*Excerpted data*
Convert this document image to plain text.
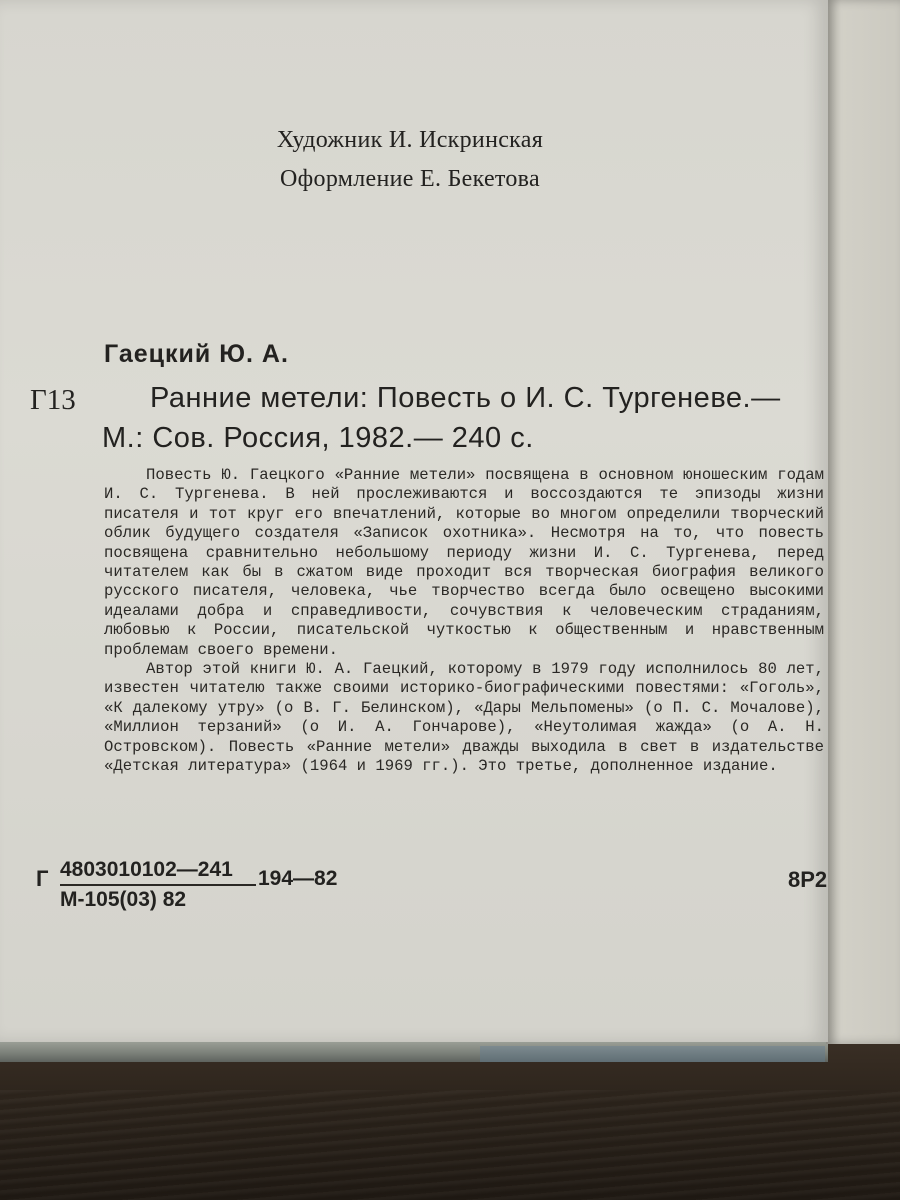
Художник И. Искринская
Оформление Е. Бекетова
Гаецкий Ю. А.
Г13	Ранние метели: Повесть о И. С. Тургеневе.—
М.: Сов. Россия, 1982.— 240 с.

Повесть Ю. Гаецкого «Ранние метели» посвящена в основном юношеским годам И. С. Тургенева. В ней прослеживаются и воссоздаются те эпизоды жизни писателя и тот круг его впечатлений, которые во многом определили творческий облик будущего создателя «Записок охотника». Несмотря на то, что повесть посвящена сравнительно небольшому периоду жизни И. С. Тургенева, перед читателем как бы в сжатом виде проходит вся творческая биография великого русского писателя, человека, чье творчество всегда было освещено высокими идеалами добра и справедливости, сочувствия к человеческим страданиям, любовью к России, писательской чуткостью к общественным и нравственным проблемам своего времени.

Автор этой книги Ю. А. Гаецкий, которому в 1979 году исполнилось 80 лет, известен читателю также своими историко-биографическими повестями: «Гоголь», «К далекому утру» (о В. Г. Белинском), «Дары Мельпомены» (о П. С. Мочалове), «Миллион терзаний» (о И. А. Гончарове), «Неутолимая жажда» (о А. Н. Островском). Повесть «Ранние метели» дважды выходила в свет в издательстве «Детская литература» (1964 и 1969 гг.). Это третье, дополненное издание.

Г 4803010102—241
М-105(03) 82
194—82	8Р2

*Instruction*
For each line in the data above that contains the string "Гаецкий", extract the line.

*Response*
Гаецкий Ю. А.
Автор этой книги Ю. А. Гаецкий, которому в 1979 году исполнилось 80 лет, известен читателю также своими историко-биографическими повестями: «Гоголь», «К далекому утру» (о В. Г. Белинском), «Дары Мельпомены» (о П. С. Мочалове), «Миллион терзаний» (о И. А. Гончарове), «Неутолимая жажда» (о А. Н. Островском). Повесть «Ранние метели» дважды выходила в свет в издательстве «Детская литература» (1964 и 1969 гг.). Это третье, дополненное издание.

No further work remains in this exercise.